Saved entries
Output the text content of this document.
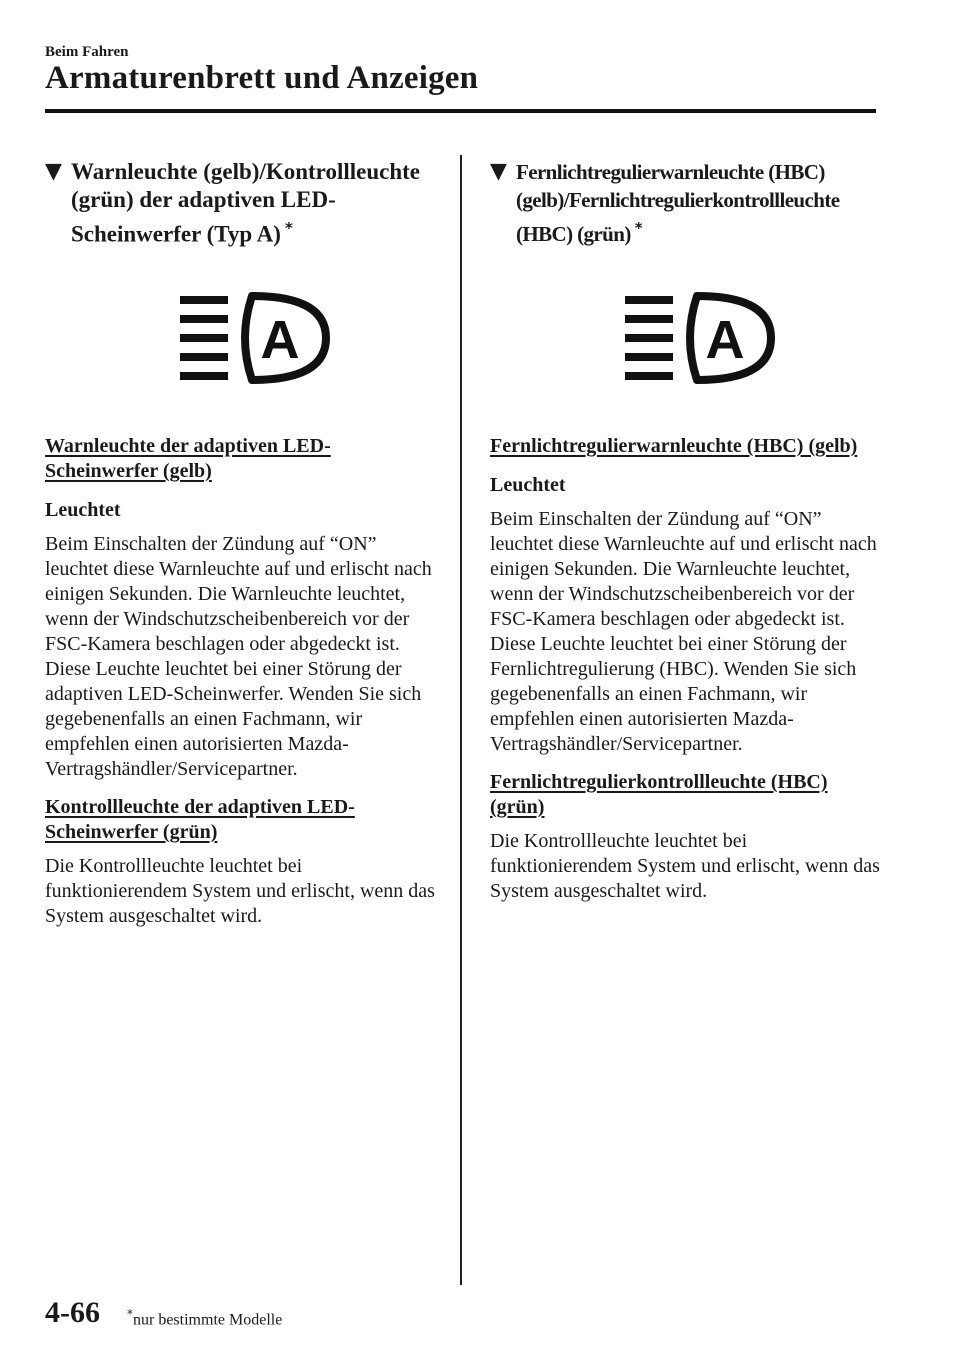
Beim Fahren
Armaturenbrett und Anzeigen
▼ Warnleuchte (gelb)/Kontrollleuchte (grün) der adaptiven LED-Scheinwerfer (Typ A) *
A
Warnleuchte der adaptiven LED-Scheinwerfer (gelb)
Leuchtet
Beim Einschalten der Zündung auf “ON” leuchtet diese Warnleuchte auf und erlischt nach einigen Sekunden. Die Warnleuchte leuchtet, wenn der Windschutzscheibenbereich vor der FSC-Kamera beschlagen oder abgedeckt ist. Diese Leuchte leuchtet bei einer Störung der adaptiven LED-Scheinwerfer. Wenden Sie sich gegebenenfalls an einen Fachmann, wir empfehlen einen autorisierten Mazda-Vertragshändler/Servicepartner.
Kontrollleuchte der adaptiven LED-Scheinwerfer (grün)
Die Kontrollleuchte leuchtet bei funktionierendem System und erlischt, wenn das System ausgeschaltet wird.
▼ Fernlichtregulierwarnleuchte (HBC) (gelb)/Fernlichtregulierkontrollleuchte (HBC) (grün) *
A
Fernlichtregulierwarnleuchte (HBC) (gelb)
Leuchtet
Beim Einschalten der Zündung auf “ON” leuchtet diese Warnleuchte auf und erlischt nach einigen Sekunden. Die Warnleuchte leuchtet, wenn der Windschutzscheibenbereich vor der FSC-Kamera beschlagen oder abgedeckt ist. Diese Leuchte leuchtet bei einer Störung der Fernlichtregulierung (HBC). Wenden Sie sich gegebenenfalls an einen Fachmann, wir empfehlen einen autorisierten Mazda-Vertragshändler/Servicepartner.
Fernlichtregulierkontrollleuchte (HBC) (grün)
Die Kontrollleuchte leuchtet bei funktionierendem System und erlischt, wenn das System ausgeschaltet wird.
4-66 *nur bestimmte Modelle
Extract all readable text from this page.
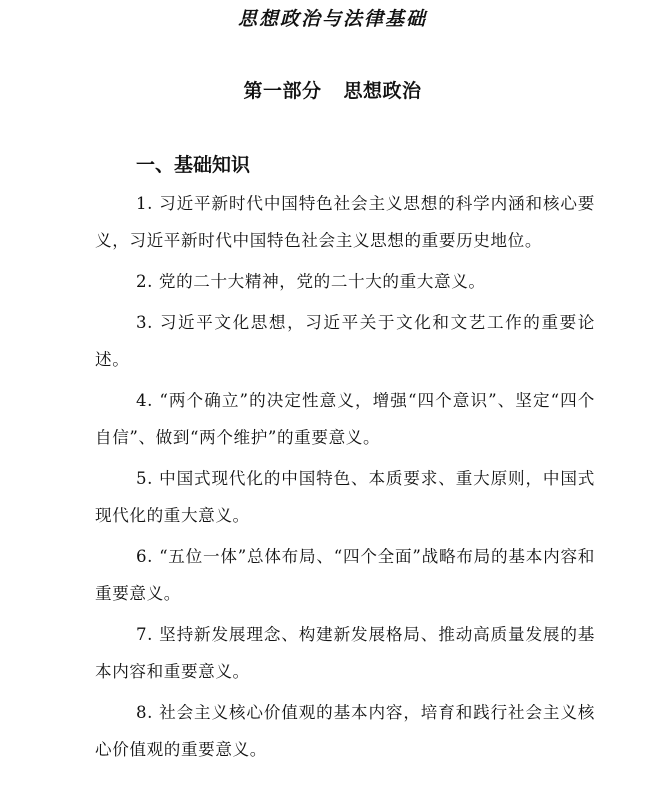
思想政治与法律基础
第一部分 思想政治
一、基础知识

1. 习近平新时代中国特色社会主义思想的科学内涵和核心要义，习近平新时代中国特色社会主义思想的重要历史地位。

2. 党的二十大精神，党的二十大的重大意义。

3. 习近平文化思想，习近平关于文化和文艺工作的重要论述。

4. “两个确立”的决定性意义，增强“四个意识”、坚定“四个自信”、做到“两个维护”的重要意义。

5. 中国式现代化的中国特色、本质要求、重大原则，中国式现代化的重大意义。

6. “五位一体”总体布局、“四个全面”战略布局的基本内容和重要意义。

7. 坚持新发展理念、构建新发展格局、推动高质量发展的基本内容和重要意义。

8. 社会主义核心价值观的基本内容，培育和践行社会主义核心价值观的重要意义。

Task statement:
Establish how many lines of the records contain the string "oder" and state that number without elaboration.

Solution to this task:
2